DIRECTIONS FOR THIS TASK>
Return every one of the records below word for word, with each line left unchanged.

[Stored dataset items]
—————

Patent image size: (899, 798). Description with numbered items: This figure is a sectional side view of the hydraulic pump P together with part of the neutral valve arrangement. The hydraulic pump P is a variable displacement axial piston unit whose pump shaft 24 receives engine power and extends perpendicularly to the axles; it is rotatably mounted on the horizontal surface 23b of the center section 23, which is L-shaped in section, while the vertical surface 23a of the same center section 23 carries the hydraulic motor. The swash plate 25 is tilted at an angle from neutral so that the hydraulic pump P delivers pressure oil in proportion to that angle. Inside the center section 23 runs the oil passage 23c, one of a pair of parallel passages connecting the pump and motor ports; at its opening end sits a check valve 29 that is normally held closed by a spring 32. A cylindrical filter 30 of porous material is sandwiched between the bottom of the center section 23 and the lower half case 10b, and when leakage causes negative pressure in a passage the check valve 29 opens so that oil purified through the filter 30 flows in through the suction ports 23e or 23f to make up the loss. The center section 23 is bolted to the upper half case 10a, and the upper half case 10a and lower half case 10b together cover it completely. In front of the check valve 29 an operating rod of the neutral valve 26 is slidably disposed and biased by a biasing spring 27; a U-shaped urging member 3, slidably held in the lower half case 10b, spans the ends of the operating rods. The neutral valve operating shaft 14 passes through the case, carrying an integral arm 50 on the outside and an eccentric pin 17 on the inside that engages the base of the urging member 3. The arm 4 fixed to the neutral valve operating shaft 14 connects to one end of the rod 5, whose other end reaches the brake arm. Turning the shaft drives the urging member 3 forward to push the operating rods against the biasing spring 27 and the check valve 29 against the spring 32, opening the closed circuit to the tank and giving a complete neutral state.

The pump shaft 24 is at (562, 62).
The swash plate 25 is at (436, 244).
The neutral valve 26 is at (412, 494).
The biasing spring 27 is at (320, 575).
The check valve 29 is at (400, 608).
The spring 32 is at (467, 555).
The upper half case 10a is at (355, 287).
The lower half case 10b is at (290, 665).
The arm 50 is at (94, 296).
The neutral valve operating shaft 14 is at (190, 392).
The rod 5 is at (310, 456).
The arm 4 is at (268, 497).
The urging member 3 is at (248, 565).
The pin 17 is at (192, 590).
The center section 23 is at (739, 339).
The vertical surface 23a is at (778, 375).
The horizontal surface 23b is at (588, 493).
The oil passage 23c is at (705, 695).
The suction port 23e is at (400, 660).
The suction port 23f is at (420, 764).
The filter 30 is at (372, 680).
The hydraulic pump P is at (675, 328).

—————

OUTPUT BELOW>
Patent image size: (899, 798). Description with numbered items: This figure is a sectional side view of the hydraulic pump P together with part of the neutral valve arrangement. The hydraulic pump P is a variable displacement axial piston unit whose pump shaft 24 receives engine power and extends perpendicularly to the axles; it is rotatably mounted on the horizontal surface 23b of the center section 23, which is L-shaped in section, while the vertical surface 23a of the same center section 23 carries the hydraulic motor. The swash plate 25 is tilted at an angle from neutral so that the hydraulic pump P delivers pressure oil in proportion to that angle. Inside the center section 23 runs the oil passage 23c, one of a pair of parallel passages connecting the pump and motor ports; at its opening end sits a check valve 29 that is normally held closed by a spring 32. A cylindrical filter 30 of porous material is sandwiched between the bottom of the center section 23 and the lower half case 10b, and when leakage causes negative pressure in a passage the check valve 29 opens so that oil purified through the filter 30 flows in through the suction ports 23e or 23f to make up the loss. The center section 23 is bolted to the upper half case 10a, and the upper half case 10a and lower half case 10b together cover it completely. In front of the check valve 29 an operating rod of the neutral valve 26 is slidably disposed and biased by a biasing spring 27; a U-shaped urging member 3, slidably held in the lower half case 10b, spans the ends of the operating rods. The neutral valve operating shaft 14 passes through the case, carrying an integral arm 50 on the outside and an eccentric pin 17 on the inside that engages the base of the urging member 3. The arm 4 fixed to the neutral valve operating shaft 14 connects to one end of the rod 5, whose other end reaches the brake arm. Turning the shaft drives the urging member 3 forward to push the operating rods against the biasing spring 27 and the check valve 29 against the spring 32, opening the closed circuit to the tank and giving a complete neutral state.

The pump shaft 24 is at (562, 62).
The swash plate 25 is at (436, 244).
The neutral valve 26 is at (412, 494).
The biasing spring 27 is at (320, 575).
The check valve 29 is at (400, 608).
The spring 32 is at (467, 555).
The upper half case 10a is at (355, 287).
The lower half case 10b is at (290, 665).
The arm 50 is at (94, 296).
The neutral valve operating shaft 14 is at (190, 392).
The rod 5 is at (310, 456).
The arm 4 is at (268, 497).
The urging member 3 is at (248, 565).
The pin 17 is at (192, 590).
The center section 23 is at (739, 339).
The vertical surface 23a is at (778, 375).
The horizontal surface 23b is at (588, 493).
The oil passage 23c is at (705, 695).
The suction port 23e is at (400, 660).
The suction port 23f is at (420, 764).
The filter 30 is at (372, 680).
The hydraulic pump P is at (675, 328).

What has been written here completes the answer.